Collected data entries

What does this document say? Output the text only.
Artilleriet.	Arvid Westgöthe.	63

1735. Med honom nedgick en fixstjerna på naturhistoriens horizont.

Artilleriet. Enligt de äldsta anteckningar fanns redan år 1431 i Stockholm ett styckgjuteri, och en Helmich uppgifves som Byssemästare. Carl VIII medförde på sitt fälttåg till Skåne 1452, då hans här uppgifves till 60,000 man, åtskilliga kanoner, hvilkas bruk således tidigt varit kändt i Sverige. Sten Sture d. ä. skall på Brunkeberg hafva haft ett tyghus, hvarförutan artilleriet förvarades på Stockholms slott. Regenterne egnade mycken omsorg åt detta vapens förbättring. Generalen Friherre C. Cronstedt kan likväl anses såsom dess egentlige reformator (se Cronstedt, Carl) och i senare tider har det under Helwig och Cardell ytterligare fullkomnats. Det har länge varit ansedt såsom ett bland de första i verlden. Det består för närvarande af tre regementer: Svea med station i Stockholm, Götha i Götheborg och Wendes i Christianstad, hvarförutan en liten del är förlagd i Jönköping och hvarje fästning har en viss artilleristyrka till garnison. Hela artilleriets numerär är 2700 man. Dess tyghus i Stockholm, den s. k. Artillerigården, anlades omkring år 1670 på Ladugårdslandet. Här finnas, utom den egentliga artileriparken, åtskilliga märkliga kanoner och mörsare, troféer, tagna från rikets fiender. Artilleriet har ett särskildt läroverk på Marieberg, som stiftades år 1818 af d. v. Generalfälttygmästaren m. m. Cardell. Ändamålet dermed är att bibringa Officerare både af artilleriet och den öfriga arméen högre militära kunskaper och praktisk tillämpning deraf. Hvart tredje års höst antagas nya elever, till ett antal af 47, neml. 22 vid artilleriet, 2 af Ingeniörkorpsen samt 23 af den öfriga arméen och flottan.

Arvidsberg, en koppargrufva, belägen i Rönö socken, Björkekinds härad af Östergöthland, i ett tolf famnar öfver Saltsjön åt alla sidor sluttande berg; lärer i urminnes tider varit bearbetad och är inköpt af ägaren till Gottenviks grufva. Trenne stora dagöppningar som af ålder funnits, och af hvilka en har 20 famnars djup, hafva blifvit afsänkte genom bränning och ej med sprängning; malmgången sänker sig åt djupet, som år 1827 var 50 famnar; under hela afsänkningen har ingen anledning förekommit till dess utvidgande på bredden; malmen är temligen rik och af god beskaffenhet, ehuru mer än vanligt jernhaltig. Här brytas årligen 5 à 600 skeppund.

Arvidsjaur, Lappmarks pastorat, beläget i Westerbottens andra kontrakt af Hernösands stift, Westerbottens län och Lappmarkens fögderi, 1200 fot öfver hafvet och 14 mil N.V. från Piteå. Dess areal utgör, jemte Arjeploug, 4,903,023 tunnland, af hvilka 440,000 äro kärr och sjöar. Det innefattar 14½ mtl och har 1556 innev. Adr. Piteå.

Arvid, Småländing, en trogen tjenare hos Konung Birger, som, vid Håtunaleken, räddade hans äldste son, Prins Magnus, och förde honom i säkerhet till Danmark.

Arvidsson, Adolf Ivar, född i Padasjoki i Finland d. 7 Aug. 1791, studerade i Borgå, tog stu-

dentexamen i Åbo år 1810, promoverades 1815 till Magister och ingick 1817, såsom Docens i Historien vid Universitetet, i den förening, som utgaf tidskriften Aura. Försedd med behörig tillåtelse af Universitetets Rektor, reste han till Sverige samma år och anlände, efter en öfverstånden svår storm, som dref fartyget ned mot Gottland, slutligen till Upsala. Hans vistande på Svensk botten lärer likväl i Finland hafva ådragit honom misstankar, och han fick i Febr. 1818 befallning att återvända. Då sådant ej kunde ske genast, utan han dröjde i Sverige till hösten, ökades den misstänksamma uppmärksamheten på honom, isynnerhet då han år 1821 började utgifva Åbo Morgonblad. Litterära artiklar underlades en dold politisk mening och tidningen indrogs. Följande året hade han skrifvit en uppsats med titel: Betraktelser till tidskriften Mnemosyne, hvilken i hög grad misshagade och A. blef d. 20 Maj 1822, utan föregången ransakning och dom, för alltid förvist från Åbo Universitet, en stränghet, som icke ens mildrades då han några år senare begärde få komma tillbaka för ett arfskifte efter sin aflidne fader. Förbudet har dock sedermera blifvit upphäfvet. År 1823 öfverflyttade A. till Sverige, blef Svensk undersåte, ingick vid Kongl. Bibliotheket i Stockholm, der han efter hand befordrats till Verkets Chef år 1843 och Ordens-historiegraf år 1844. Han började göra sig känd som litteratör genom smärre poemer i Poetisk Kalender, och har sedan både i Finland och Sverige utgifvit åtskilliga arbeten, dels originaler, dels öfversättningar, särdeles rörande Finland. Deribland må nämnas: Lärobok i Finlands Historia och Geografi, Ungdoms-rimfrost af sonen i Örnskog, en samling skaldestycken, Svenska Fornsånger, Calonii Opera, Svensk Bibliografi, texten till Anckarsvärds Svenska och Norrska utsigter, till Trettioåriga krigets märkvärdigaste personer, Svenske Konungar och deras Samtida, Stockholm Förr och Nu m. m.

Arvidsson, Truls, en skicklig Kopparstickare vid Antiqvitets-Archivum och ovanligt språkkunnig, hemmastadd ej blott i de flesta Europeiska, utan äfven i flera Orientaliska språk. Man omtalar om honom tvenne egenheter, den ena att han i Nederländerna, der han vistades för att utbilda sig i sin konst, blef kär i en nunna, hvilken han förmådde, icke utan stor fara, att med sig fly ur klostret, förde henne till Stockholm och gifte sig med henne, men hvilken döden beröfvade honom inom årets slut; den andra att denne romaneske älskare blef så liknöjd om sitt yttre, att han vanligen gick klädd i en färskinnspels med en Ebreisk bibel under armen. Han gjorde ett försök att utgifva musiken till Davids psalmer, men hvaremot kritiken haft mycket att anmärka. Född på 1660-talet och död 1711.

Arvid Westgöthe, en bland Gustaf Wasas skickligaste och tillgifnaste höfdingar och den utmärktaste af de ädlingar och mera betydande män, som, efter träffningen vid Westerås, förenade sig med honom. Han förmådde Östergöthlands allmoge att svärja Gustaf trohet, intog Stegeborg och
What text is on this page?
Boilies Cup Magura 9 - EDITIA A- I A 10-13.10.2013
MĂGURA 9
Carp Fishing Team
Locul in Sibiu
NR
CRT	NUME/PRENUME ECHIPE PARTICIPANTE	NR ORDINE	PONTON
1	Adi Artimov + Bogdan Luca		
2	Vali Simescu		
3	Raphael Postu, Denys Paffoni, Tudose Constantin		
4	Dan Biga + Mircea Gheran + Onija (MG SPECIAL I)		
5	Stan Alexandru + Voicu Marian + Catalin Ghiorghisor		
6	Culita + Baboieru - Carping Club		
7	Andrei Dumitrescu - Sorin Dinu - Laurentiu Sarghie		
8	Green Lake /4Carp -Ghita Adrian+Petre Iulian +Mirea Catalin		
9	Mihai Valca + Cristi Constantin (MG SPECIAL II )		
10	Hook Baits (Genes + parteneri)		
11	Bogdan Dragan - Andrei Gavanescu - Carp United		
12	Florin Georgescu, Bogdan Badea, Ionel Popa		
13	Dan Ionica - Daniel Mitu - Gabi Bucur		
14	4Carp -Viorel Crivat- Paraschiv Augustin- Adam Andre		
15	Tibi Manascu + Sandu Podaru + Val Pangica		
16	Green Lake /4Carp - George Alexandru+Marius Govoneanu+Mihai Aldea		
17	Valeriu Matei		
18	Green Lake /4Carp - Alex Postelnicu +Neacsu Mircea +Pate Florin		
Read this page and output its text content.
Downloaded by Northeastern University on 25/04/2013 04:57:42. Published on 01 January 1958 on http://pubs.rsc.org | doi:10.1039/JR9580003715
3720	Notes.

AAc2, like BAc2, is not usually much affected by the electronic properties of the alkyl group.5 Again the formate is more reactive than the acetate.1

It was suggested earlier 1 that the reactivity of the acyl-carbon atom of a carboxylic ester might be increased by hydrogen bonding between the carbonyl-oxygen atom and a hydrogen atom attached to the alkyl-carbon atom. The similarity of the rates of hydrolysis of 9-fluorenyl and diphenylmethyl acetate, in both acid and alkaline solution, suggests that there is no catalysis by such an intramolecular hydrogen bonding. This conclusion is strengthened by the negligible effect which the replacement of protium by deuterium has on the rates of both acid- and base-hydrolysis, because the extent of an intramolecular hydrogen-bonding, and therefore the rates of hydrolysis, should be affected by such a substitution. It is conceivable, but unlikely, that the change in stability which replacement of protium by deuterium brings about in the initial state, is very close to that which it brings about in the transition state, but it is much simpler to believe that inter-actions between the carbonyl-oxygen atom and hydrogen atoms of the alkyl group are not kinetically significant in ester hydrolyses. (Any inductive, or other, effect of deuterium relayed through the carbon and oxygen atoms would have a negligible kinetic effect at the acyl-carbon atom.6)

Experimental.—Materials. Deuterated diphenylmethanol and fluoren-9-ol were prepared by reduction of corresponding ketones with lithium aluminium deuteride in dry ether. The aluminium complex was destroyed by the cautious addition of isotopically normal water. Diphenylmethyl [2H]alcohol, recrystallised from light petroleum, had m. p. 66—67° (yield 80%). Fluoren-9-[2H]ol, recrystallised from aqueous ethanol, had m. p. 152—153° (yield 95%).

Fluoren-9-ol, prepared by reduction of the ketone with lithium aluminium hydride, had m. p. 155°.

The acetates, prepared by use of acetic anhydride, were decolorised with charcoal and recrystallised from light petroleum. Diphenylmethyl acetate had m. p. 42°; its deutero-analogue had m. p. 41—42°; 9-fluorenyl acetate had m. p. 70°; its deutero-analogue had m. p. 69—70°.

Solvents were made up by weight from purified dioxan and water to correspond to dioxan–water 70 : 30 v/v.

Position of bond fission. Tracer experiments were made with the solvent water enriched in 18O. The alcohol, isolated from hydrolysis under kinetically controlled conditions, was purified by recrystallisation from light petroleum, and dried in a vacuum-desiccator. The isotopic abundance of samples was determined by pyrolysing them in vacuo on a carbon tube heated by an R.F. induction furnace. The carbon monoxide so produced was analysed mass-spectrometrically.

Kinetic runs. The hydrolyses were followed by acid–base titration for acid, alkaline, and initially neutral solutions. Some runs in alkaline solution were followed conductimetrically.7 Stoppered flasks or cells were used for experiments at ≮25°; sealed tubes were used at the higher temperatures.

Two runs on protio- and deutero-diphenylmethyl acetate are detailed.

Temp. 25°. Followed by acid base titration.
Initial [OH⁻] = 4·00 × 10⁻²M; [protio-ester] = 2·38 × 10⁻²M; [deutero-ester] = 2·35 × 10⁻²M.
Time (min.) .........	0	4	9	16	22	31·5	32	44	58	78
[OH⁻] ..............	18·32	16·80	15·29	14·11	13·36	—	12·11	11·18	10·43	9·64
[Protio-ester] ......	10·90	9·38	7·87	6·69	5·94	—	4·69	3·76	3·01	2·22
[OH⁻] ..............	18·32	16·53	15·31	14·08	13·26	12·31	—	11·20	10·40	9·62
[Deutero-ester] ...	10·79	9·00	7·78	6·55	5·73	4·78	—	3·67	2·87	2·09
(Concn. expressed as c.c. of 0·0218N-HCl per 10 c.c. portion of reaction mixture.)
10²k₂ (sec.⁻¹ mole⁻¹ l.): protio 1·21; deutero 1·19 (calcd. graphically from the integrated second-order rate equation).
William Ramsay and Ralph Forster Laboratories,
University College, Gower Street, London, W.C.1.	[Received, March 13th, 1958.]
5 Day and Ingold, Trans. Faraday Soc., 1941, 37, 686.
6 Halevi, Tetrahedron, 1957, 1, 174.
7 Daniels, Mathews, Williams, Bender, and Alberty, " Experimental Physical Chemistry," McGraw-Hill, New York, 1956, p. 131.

- How to complete this task: Reproduce each line of the data containing the word "Catalin".

- Solution for this problem:
5	Stan Alexandru + Voicu Marian + Catalin Ghiorghisor		
8	Green Lake /4Carp -Ghita Adrian+Petre Iulian +Mirea Catalin		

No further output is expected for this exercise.